Problem statement: Collect every line that includes the string "Match".

Data provided:

════

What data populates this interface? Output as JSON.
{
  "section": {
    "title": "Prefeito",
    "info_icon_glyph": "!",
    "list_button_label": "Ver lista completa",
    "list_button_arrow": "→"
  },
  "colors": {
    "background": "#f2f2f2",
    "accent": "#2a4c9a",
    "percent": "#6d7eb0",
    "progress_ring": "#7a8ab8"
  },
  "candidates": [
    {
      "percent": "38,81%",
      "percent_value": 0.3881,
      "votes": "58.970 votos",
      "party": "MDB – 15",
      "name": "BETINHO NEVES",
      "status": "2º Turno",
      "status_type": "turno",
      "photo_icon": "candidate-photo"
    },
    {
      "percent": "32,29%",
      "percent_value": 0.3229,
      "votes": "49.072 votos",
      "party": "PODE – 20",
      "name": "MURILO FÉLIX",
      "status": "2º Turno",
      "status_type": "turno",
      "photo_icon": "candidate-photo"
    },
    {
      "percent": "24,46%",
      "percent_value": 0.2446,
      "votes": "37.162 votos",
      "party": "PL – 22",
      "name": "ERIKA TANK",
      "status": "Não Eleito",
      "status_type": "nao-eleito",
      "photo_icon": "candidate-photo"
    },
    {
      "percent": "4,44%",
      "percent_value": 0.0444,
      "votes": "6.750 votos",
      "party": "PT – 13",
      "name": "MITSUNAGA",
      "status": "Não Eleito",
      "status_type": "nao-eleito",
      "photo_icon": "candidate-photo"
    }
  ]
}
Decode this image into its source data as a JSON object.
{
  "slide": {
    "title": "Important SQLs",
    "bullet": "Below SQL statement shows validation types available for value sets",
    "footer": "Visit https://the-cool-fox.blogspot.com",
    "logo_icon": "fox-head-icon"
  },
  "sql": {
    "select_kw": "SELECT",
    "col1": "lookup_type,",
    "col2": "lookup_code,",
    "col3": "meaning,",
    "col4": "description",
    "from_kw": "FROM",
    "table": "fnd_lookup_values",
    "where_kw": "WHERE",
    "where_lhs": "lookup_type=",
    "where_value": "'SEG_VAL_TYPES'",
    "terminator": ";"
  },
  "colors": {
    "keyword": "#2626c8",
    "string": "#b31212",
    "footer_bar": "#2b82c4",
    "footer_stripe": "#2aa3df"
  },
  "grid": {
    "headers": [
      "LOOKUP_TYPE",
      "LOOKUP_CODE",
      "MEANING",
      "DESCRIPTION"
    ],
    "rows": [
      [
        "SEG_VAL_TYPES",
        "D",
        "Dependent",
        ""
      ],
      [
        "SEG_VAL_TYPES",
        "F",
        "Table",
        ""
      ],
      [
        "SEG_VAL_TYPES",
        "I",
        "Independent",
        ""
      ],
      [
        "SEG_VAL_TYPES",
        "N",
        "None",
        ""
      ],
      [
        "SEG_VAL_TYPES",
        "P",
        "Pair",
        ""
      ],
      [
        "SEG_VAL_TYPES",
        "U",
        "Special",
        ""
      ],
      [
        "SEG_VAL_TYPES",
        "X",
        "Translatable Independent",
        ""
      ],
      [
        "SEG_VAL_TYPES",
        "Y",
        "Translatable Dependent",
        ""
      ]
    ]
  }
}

════

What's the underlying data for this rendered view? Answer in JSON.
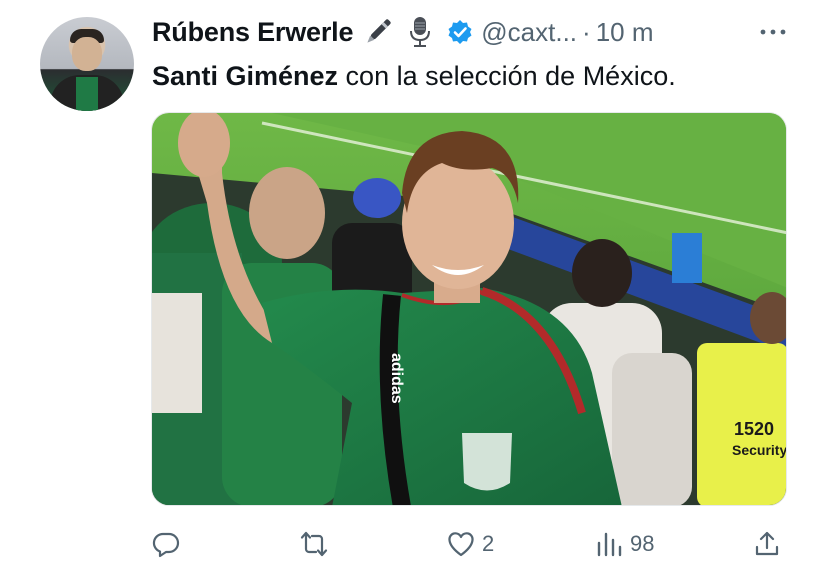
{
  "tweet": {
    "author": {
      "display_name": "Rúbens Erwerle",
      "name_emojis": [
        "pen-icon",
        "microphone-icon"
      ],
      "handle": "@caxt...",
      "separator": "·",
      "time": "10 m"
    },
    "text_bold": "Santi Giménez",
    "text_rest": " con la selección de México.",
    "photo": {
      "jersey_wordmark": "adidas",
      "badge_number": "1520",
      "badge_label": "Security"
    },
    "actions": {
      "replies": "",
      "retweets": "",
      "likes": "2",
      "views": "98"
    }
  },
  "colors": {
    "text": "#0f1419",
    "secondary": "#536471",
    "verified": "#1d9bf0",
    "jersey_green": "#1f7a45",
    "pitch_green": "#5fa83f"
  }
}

════

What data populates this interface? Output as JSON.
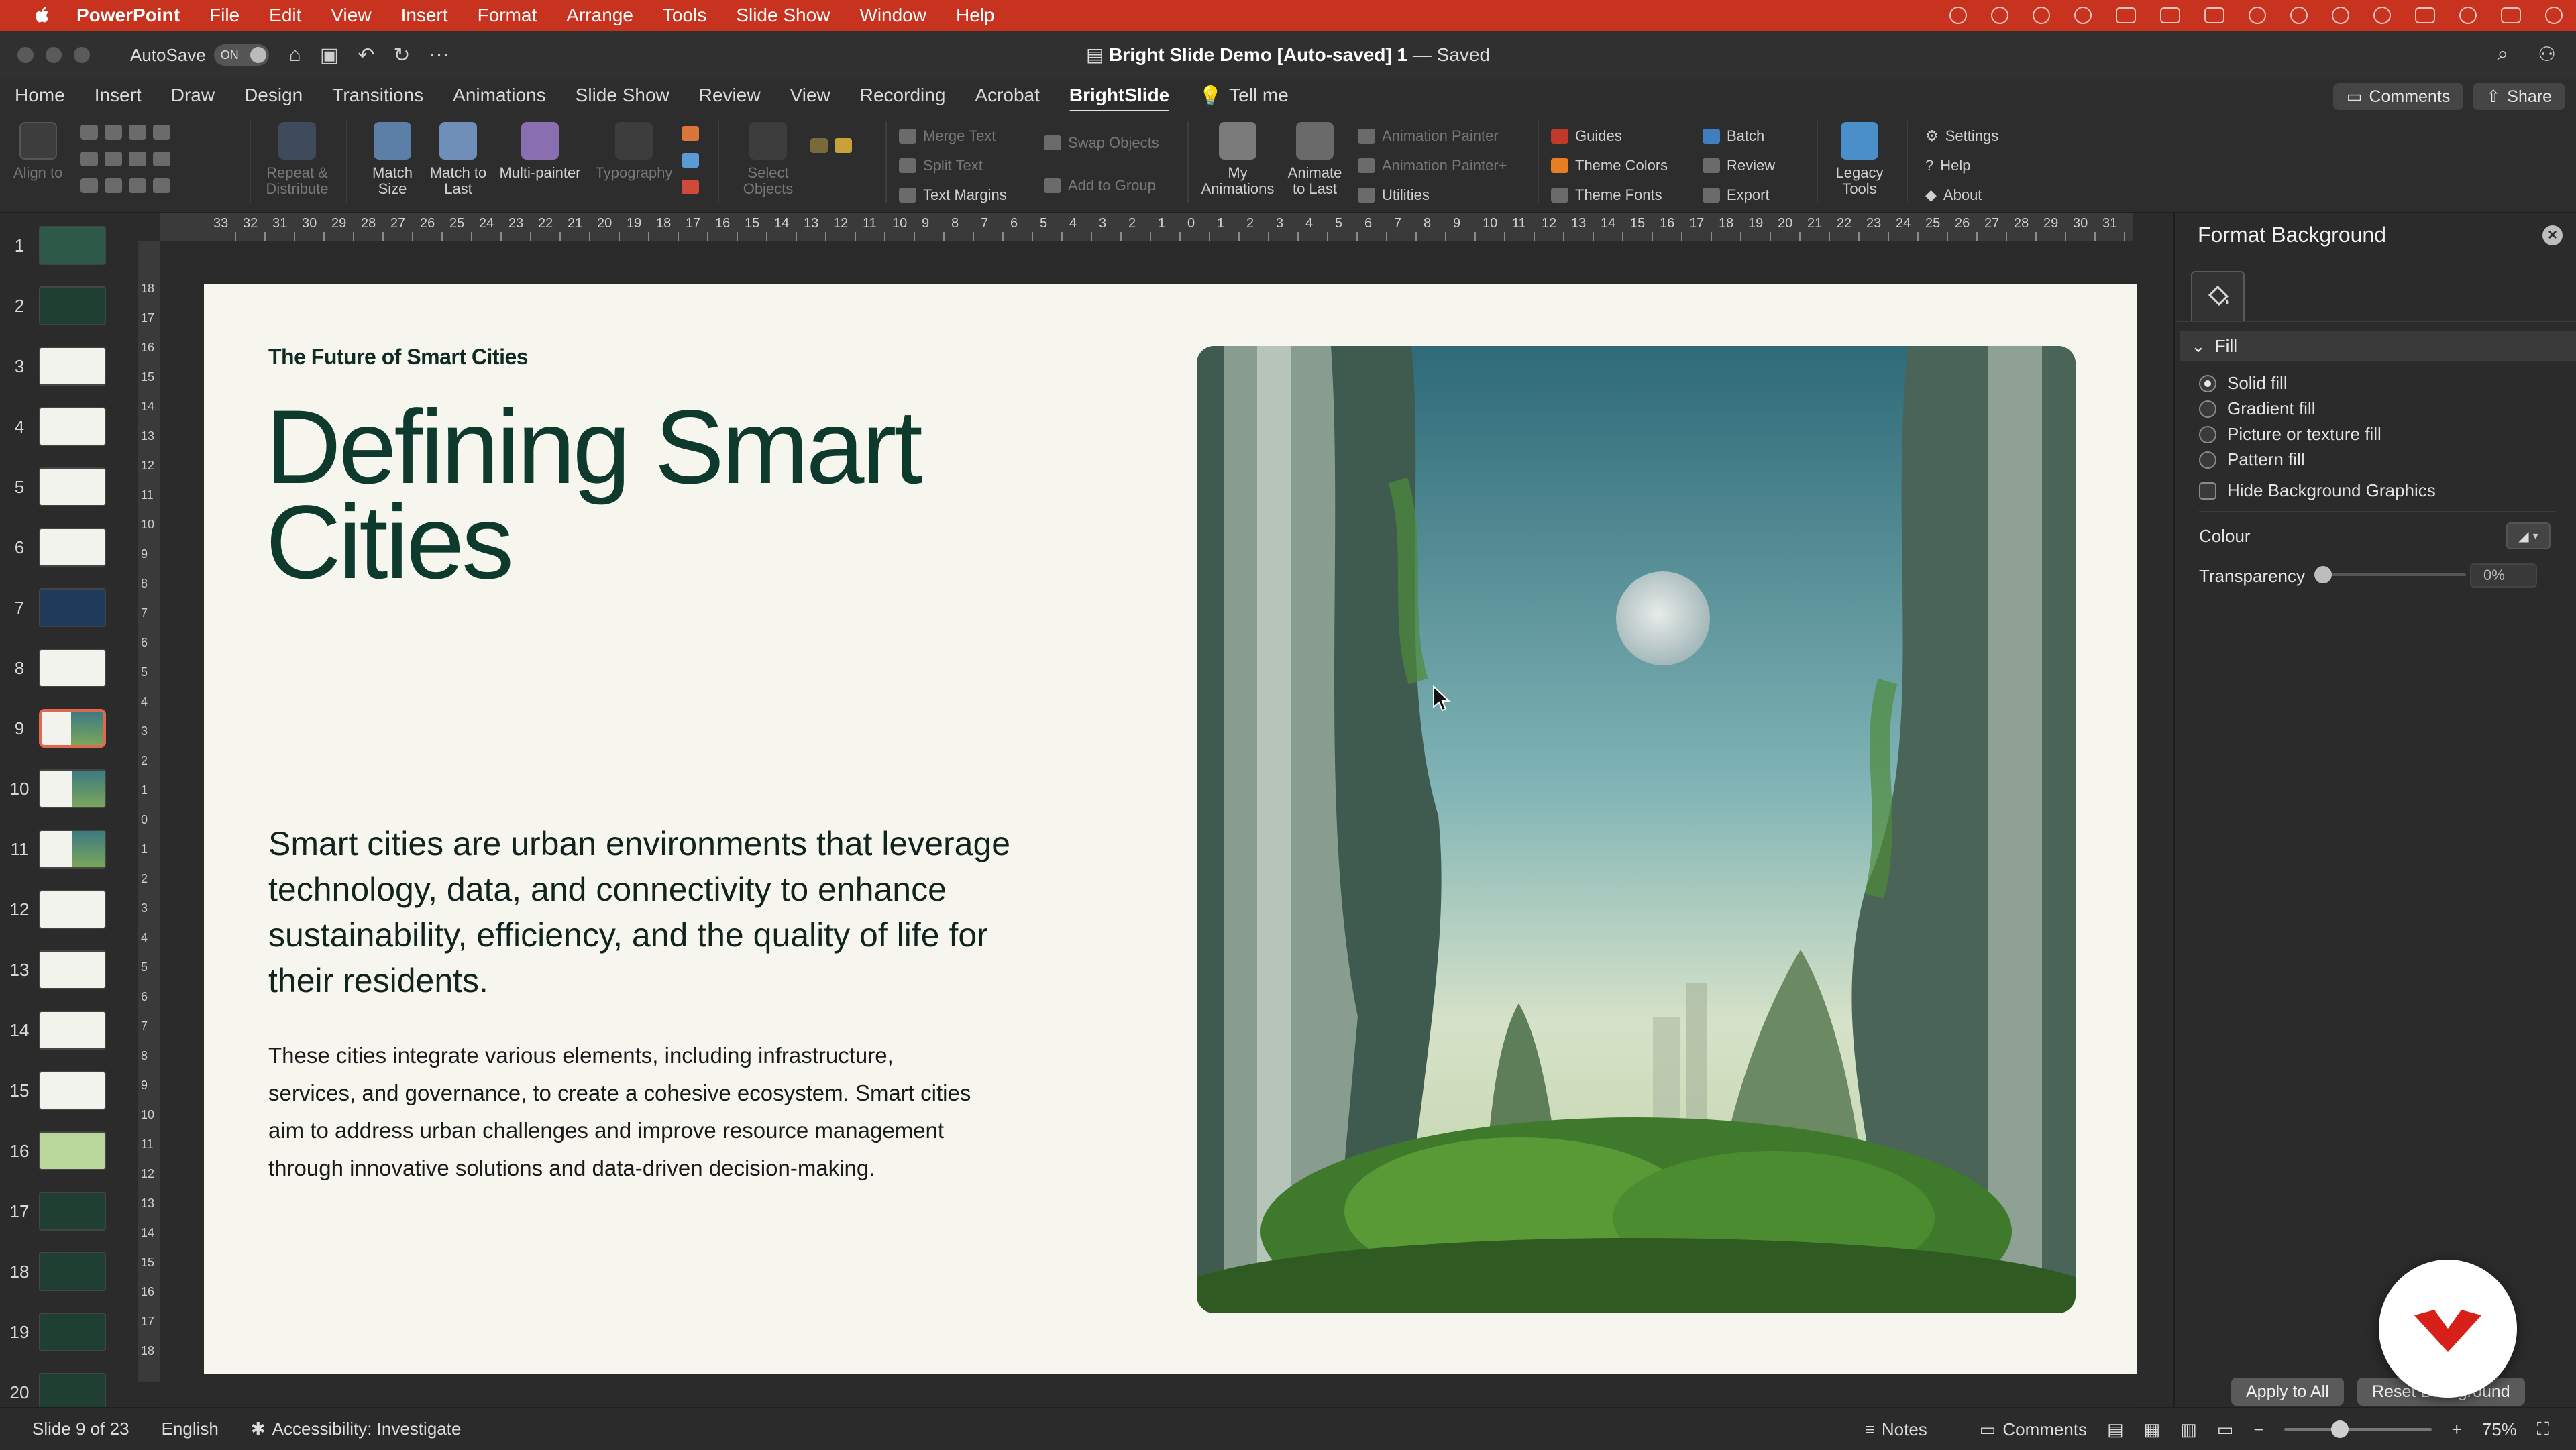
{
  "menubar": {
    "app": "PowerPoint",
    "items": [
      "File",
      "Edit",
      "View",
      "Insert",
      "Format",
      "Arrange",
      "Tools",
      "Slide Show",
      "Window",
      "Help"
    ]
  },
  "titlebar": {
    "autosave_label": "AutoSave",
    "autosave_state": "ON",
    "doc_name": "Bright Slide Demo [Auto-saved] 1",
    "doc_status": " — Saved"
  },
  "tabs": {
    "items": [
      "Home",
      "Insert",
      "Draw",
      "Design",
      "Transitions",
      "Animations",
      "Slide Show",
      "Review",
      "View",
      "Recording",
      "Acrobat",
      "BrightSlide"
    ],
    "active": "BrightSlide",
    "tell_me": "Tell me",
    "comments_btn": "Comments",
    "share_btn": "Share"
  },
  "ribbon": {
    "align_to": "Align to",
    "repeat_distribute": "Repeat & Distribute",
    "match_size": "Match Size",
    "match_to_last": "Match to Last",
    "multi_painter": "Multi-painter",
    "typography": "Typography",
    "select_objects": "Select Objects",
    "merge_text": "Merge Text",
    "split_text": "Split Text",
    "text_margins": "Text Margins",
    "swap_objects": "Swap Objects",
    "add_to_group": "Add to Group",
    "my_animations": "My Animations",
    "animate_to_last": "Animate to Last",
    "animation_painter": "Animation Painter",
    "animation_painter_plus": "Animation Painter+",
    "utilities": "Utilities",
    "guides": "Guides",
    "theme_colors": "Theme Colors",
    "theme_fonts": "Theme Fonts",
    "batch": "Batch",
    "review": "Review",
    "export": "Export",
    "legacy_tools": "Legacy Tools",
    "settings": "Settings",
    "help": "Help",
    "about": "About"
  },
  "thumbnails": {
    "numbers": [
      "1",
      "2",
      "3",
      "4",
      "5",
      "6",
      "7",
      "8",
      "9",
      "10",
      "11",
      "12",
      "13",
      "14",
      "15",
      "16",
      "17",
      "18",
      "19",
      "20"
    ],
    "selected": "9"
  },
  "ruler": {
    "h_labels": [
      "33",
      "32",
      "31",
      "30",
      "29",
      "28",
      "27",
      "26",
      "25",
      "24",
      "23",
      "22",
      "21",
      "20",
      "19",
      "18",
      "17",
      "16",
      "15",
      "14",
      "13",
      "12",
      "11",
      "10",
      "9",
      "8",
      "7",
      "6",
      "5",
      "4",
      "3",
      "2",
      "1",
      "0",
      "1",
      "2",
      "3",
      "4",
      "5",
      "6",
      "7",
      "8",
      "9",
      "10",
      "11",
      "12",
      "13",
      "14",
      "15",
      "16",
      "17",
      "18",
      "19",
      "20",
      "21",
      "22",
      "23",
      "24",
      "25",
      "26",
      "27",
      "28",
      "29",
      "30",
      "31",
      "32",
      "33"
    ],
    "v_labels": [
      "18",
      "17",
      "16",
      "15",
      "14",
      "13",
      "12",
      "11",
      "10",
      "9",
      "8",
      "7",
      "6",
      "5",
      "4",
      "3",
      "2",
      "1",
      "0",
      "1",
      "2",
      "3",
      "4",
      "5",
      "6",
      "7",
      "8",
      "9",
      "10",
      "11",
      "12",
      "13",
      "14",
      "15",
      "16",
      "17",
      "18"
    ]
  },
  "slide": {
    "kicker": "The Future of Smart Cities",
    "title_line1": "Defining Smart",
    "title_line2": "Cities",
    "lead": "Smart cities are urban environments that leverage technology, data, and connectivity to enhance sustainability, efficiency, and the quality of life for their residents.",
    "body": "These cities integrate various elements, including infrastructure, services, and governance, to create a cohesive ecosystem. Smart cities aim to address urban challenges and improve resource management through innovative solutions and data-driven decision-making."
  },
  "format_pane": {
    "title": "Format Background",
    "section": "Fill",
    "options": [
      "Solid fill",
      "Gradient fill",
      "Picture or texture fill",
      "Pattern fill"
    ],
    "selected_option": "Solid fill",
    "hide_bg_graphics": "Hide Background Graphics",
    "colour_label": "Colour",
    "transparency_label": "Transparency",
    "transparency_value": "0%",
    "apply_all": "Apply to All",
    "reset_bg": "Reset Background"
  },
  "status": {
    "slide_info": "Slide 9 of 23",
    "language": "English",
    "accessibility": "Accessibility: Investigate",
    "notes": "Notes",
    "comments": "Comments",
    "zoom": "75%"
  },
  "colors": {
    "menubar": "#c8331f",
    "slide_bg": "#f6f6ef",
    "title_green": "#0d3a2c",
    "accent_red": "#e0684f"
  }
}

════

Problem solution:
    "match_size": "Match Size",
    "match_to_last": "Match to Last",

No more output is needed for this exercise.